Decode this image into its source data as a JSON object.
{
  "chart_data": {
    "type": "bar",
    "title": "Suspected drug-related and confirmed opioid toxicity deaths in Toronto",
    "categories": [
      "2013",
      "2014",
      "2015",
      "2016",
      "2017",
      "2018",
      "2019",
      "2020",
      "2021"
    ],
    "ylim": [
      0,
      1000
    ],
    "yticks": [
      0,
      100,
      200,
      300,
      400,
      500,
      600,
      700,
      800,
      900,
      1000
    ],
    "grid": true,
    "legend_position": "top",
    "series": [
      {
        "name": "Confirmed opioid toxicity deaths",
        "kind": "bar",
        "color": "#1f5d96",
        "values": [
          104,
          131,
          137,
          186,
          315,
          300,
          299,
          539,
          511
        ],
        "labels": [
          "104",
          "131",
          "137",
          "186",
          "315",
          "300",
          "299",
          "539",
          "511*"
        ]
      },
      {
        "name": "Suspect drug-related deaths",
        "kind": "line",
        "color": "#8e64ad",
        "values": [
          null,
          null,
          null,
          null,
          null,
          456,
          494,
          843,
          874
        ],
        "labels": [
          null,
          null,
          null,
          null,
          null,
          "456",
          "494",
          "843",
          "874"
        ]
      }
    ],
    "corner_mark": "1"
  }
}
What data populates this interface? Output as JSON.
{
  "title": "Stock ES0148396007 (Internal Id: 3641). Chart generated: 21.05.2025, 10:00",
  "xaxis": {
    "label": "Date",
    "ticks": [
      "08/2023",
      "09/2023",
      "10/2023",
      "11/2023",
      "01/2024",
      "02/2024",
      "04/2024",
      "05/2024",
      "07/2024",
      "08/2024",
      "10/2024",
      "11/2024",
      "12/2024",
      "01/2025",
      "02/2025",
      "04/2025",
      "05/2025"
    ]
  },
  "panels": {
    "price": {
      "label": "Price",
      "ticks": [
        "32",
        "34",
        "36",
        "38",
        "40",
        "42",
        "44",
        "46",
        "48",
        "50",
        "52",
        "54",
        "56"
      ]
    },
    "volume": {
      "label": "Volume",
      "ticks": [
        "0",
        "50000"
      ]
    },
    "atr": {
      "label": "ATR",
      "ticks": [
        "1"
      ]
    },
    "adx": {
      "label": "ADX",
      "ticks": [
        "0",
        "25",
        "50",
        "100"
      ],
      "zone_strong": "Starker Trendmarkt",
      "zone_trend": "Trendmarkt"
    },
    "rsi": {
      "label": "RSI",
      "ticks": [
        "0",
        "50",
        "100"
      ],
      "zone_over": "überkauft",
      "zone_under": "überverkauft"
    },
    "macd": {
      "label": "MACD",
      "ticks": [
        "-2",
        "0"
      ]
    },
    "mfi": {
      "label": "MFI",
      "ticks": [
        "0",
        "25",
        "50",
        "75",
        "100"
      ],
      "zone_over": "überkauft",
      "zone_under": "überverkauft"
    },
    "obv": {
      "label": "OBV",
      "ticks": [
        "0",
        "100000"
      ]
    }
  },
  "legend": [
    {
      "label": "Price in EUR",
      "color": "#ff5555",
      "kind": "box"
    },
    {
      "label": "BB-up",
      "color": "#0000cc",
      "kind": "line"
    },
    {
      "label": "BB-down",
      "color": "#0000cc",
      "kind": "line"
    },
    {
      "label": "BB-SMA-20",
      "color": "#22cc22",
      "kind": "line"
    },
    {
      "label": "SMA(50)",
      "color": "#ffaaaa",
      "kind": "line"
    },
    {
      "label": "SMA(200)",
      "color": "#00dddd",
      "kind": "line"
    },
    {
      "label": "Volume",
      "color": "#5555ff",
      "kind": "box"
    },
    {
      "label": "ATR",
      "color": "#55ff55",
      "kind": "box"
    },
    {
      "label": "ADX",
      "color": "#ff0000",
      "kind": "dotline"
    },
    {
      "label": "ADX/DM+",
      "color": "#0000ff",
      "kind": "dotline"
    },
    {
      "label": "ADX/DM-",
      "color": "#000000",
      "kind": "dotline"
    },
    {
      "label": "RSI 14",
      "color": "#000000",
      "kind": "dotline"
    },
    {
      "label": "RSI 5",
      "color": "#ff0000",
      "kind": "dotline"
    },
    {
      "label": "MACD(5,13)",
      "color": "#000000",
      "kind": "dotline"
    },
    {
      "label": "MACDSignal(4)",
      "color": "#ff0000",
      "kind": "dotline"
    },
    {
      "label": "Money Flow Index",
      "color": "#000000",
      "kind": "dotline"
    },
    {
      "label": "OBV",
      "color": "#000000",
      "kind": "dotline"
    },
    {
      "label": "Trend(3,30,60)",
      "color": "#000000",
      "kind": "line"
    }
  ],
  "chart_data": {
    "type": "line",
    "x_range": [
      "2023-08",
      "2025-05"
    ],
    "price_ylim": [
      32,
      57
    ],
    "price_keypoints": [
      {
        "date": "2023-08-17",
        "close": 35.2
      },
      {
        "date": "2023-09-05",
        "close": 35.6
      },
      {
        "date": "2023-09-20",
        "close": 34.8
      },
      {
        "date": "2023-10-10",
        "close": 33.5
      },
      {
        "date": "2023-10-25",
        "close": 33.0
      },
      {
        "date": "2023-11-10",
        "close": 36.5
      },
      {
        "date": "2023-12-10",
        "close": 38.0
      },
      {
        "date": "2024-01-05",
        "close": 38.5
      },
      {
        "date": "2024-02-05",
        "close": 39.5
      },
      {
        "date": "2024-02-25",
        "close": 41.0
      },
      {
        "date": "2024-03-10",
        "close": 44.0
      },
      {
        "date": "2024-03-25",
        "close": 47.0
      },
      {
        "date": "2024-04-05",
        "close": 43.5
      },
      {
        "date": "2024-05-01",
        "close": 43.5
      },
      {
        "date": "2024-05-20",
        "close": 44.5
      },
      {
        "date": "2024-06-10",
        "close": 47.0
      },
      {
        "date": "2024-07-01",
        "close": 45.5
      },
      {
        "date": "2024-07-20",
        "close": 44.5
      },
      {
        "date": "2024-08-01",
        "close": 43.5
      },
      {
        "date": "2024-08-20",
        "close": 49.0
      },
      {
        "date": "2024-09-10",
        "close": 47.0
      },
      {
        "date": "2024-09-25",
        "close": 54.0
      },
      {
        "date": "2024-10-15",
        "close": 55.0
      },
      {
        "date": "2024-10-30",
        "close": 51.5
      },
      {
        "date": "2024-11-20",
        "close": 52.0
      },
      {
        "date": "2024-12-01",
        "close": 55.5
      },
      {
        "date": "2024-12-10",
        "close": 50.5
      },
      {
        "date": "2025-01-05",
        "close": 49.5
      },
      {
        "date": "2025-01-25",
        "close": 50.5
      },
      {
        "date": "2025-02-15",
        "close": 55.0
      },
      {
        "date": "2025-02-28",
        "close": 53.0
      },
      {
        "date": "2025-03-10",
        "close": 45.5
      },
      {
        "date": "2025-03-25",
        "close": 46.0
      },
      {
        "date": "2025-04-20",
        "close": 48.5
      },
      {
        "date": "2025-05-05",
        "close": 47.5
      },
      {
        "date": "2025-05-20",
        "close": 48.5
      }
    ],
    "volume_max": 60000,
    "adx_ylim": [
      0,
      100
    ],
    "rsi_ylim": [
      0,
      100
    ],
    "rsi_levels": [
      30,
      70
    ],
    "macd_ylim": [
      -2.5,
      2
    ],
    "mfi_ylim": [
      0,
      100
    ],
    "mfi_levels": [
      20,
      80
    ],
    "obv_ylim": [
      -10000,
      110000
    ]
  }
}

▸ **Exercise goal**
Transcribe the whole listing exactly.

▸ **Full answer**
Decode this image into its source data as a JSON object.
{
  "chart_data": {
    "type": "bar",
    "title": "Suspected drug-related and confirmed opioid toxicity deaths in Toronto",
    "categories": [
      "2013",
      "2014",
      "2015",
      "2016",
      "2017",
      "2018",
      "2019",
      "2020",
      "2021"
    ],
    "ylim": [
      0,
      1000
    ],
    "yticks": [
      0,
      100,
      200,
      300,
      400,
      500,
      600,
      700,
      800,
      900,
      1000
    ],
    "grid": true,
    "legend_position": "top",
    "series": [
      {
        "name": "Confirmed opioid toxicity deaths",
        "kind": "bar",
        "color": "#1f5d96",
        "values": [
          104,
          131,
          137,
          186,
          315,
          300,
          299,
          539,
          511
        ],
        "labels": [
          "104",
          "131",
          "137",
          "186",
          "315",
          "300",
          "299",
          "539",
          "511*"
        ]
      },
      {
        "name": "Suspect drug-related deaths",
        "kind": "line",
        "color": "#8e64ad",
        "values": [
          null,
          null,
          null,
          null,
          null,
          456,
          494,
          843,
          874
        ],
        "labels": [
          null,
          null,
          null,
          null,
          null,
          "456",
          "494",
          "843",
          "874"
        ]
      }
    ],
    "corner_mark": "1"
  }
}
What data populates this interface? Output as JSON.
{
  "title": "Stock ES0148396007 (Internal Id: 3641). Chart generated: 21.05.2025, 10:00",
  "xaxis": {
    "label": "Date",
    "ticks": [
      "08/2023",
      "09/2023",
      "10/2023",
      "11/2023",
      "01/2024",
      "02/2024",
      "04/2024",
      "05/2024",
      "07/2024",
      "08/2024",
      "10/2024",
      "11/2024",
      "12/2024",
      "01/2025",
      "02/2025",
      "04/2025",
      "05/2025"
    ]
  },
  "panels": {
    "price": {
      "label": "Price",
      "ticks": [
        "32",
        "34",
        "36",
        "38",
        "40",
        "42",
        "44",
        "46",
        "48",
        "50",
        "52",
        "54",
        "56"
      ]
    },
    "volume": {
      "label": "Volume",
      "ticks": [
        "0",
        "50000"
      ]
    },
    "atr": {
      "label": "ATR",
      "ticks": [
        "1"
      ]
    },
    "adx": {
      "label": "ADX",
      "ticks": [
        "0",
        "25",
        "50",
        "100"
      ],
      "zone_strong": "Starker Trendmarkt",
      "zone_trend": "Trendmarkt"
    },
    "rsi": {
      "label": "RSI",
      "ticks": [
        "0",
        "50",
        "100"
      ],
      "zone_over": "überkauft",
      "zone_under": "überverkauft"
    },
    "macd": {
      "label": "MACD",
      "ticks": [
        "-2",
        "0"
      ]
    },
    "mfi": {
      "label": "MFI",
      "ticks": [
        "0",
        "25",
        "50",
        "75",
        "100"
      ],
      "zone_over": "überkauft",
      "zone_under": "überverkauft"
    },
    "obv": {
      "label": "OBV",
      "ticks": [
        "0",
        "100000"
      ]
    }
  },
  "legend": [
    {
      "label": "Price in EUR",
      "color": "#ff5555",
      "kind": "box"
    },
    {
      "label": "BB-up",
      "color": "#0000cc",
      "kind": "line"
    },
    {
      "label": "BB-down",
      "color": "#0000cc",
      "kind": "line"
    },
    {
      "label": "BB-SMA-20",
      "color": "#22cc22",
      "kind": "line"
    },
    {
      "label": "SMA(50)",
      "color": "#ffaaaa",
      "kind": "line"
    },
    {
      "label": "SMA(200)",
      "color": "#00dddd",
      "kind": "line"
    },
    {
      "label": "Volume",
      "color": "#5555ff",
      "kind": "box"
    },
    {
      "label": "ATR",
      "color": "#55ff55",
      "kind": "box"
    },
    {
      "label": "ADX",
      "color": "#ff0000",
      "kind": "dotline"
    },
    {
      "label": "ADX/DM+",
      "color": "#0000ff",
      "kind": "dotline"
    },
    {
      "label": "ADX/DM-",
      "color": "#000000",
      "kind": "dotline"
    },
    {
      "label": "RSI 14",
      "color": "#000000",
      "kind": "dotline"
    },
    {
      "label": "RSI 5",
      "color": "#ff0000",
      "kind": "dotline"
    },
    {
      "label": "MACD(5,13)",
      "color": "#000000",
      "kind": "dotline"
    },
    {
      "label": "MACDSignal(4)",
      "color": "#ff0000",
      "kind": "dotline"
    },
    {
      "label": "Money Flow Index",
      "color": "#000000",
      "kind": "dotline"
    },
    {
      "label": "OBV",
      "color": "#000000",
      "kind": "dotline"
    },
    {
      "label": "Trend(3,30,60)",
      "color": "#000000",
      "kind": "line"
    }
  ],
  "chart_data": {
    "type": "line",
    "x_range": [
      "2023-08",
      "2025-05"
    ],
    "price_ylim": [
      32,
      57
    ],
    "price_keypoints": [
      {
        "date": "2023-08-17",
        "close": 35.2
      },
      {
        "date": "2023-09-05",
        "close": 35.6
      },
      {
        "date": "2023-09-20",
        "close": 34.8
      },
      {
        "date": "2023-10-10",
        "close": 33.5
      },
      {
        "date": "2023-10-25",
        "close": 33.0
      },
      {
        "date": "2023-11-10",
        "close": 36.5
      },
      {
        "date": "2023-12-10",
        "close": 38.0
      },
      {
        "date": "2024-01-05",
        "close": 38.5
      },
      {
        "date": "2024-02-05",
        "close": 39.5
      },
      {
        "date": "2024-02-25",
        "close": 41.0
      },
      {
        "date": "2024-03-10",
        "close": 44.0
      },
      {
        "date": "2024-03-25",
        "close": 47.0
      },
      {
        "date": "2024-04-05",
        "close": 43.5
      },
      {
        "date": "2024-05-01",
        "close": 43.5
      },
      {
        "date": "2024-05-20",
        "close": 44.5
      },
      {
        "date": "2024-06-10",
        "close": 47.0
      },
      {
        "date": "2024-07-01",
        "close": 45.5
      },
      {
        "date": "2024-07-20",
        "close": 44.5
      },
      {
        "date": "2024-08-01",
        "close": 43.5
      },
      {
        "date": "2024-08-20",
        "close": 49.0
      },
      {
        "date": "2024-09-10",
        "close": 47.0
      },
      {
        "date": "2024-09-25",
        "close": 54.0
      },
      {
        "date": "2024-10-15",
        "close": 55.0
      },
      {
        "date": "2024-10-30",
        "close": 51.5
      },
      {
        "date": "2024-11-20",
        "close": 52.0
      },
      {
        "date": "2024-12-01",
        "close": 55.5
      },
      {
        "date": "2024-12-10",
        "close": 50.5
      },
      {
        "date": "2025-01-05",
        "close": 49.5
      },
      {
        "date": "2025-01-25",
        "close": 50.5
      },
      {
        "date": "2025-02-15",
        "close": 55.0
      },
      {
        "date": "2025-02-28",
        "close": 53.0
      },
      {
        "date": "2025-03-10",
        "close": 45.5
      },
      {
        "date": "2025-03-25",
        "close": 46.0
      },
      {
        "date": "2025-04-20",
        "close": 48.5
      },
      {
        "date": "2025-05-05",
        "close": 47.5
      },
      {
        "date": "2025-05-20",
        "close": 48.5
      }
    ],
    "volume_max": 60000,
    "adx_ylim": [
      0,
      100
    ],
    "rsi_ylim": [
      0,
      100
    ],
    "rsi_levels": [
      30,
      70
    ],
    "macd_ylim": [
      -2.5,
      2
    ],
    "mfi_ylim": [
      0,
      100
    ],
    "mfi_levels": [
      20,
      80
    ],
    "obv_ylim": [
      -10000,
      110000
    ]
  }
}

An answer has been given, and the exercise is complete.